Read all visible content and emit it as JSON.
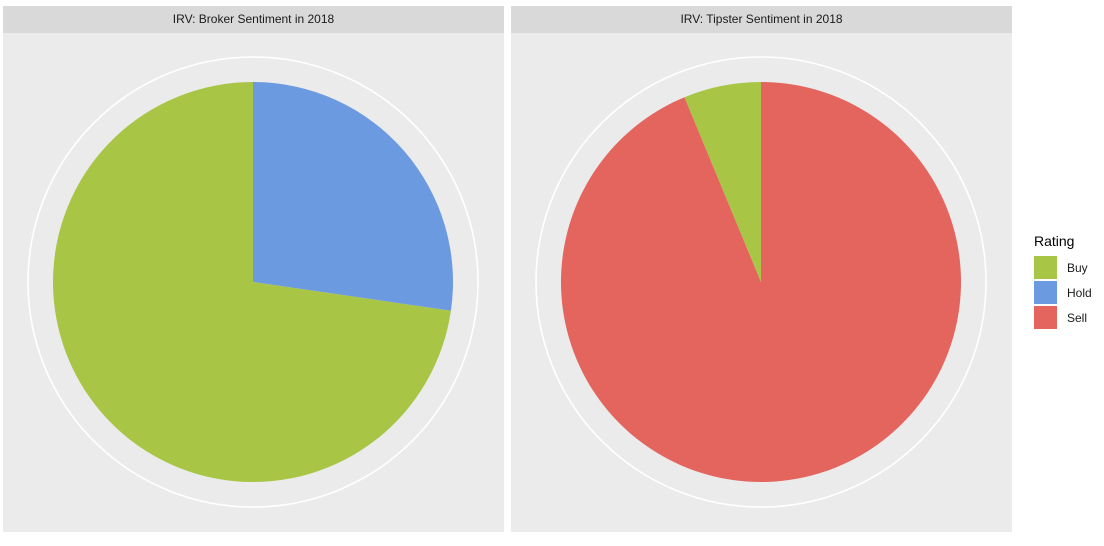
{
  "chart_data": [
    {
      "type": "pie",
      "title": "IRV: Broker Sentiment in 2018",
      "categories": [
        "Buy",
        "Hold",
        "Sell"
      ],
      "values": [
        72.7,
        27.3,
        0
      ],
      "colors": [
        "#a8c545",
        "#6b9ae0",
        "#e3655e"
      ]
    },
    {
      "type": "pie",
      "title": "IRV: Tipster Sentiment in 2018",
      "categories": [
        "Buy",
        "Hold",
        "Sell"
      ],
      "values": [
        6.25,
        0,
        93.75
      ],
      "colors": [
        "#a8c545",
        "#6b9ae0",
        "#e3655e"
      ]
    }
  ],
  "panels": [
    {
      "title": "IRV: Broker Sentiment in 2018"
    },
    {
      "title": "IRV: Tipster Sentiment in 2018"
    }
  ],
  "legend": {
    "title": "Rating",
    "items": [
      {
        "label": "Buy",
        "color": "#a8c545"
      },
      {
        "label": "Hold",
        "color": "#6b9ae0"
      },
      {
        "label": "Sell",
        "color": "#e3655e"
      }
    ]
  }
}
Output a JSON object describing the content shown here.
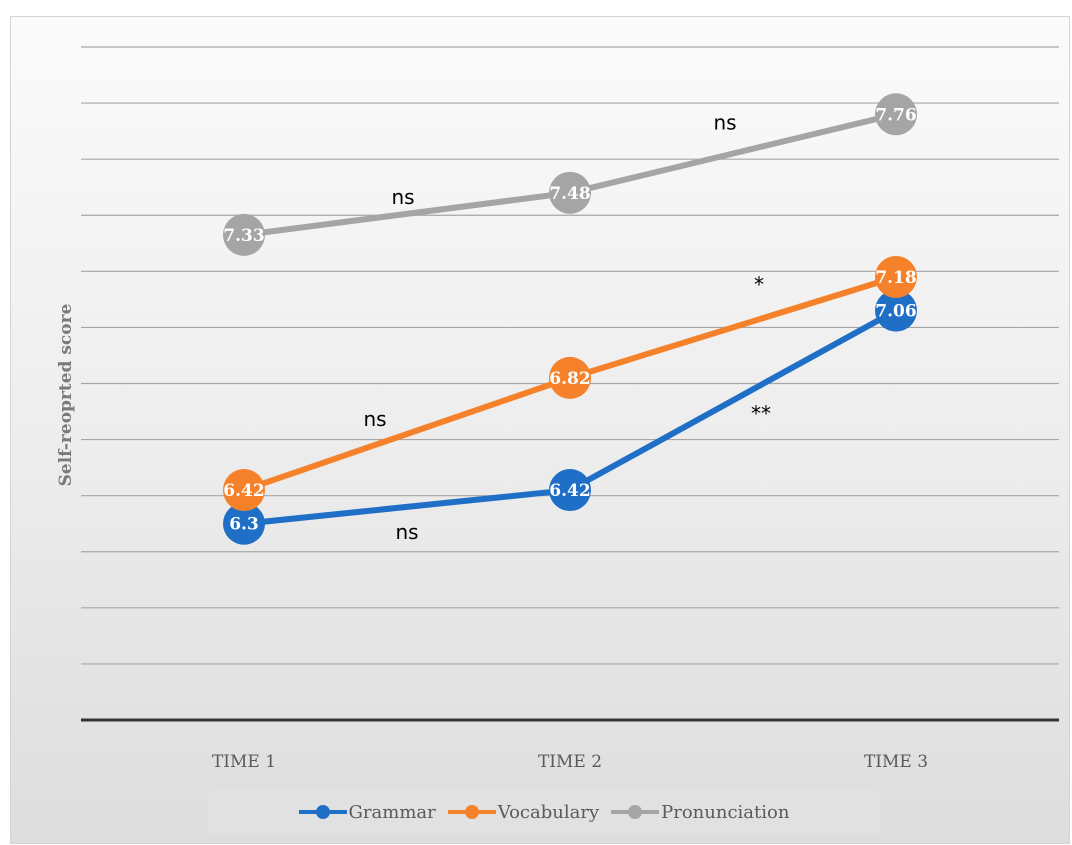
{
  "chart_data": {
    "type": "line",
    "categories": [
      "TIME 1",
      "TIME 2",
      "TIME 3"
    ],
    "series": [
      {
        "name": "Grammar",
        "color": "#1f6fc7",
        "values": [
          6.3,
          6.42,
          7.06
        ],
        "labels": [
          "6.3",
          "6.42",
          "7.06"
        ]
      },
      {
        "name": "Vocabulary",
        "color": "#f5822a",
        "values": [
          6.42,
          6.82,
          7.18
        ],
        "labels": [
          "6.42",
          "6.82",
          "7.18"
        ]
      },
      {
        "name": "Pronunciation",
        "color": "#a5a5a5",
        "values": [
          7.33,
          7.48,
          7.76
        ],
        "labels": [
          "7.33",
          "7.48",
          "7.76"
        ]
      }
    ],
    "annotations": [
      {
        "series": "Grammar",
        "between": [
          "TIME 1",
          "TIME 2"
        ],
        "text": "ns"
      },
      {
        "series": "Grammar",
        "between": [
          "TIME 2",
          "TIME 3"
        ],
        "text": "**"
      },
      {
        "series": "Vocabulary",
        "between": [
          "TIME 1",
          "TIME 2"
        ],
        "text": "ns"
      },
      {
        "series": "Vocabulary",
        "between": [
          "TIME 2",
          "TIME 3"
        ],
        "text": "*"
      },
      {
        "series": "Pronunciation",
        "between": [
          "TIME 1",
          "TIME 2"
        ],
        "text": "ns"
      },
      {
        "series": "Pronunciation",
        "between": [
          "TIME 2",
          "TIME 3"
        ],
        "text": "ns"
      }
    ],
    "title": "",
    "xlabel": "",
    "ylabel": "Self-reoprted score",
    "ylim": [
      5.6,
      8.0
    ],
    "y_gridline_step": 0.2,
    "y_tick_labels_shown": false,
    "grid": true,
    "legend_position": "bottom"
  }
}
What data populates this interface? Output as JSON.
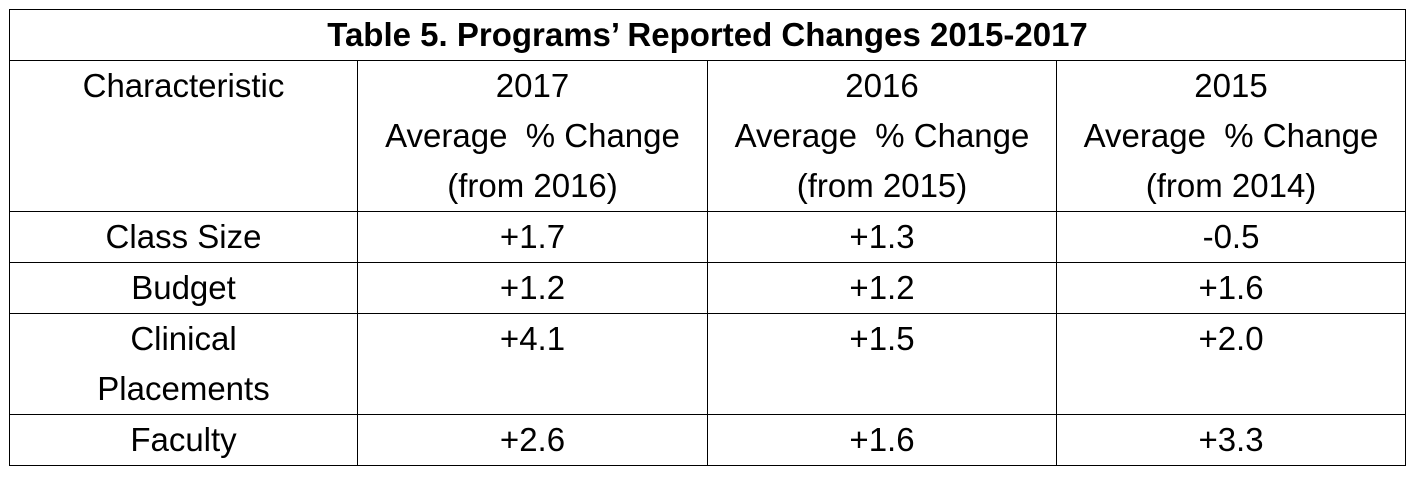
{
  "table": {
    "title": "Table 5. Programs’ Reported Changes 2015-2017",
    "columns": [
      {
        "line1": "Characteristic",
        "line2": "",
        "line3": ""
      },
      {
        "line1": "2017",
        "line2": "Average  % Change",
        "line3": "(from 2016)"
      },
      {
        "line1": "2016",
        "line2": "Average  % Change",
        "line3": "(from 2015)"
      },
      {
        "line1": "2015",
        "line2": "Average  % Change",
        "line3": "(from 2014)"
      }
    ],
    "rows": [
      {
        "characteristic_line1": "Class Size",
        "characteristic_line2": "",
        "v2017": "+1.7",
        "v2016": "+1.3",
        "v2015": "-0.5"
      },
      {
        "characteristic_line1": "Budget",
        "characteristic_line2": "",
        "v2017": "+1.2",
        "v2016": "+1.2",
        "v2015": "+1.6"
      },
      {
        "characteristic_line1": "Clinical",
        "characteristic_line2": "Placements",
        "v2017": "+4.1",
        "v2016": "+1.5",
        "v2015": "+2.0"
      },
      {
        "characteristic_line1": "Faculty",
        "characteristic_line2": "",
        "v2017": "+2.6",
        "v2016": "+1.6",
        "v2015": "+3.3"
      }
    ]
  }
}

===

(Work to do): Scan the listing above for the word "Tipster" and copy every line that holds it.

(Exercise solution):
      "title": "IRV: Tipster Sentiment in 2018",
      "title": "IRV: Tipster Sentiment in 2018"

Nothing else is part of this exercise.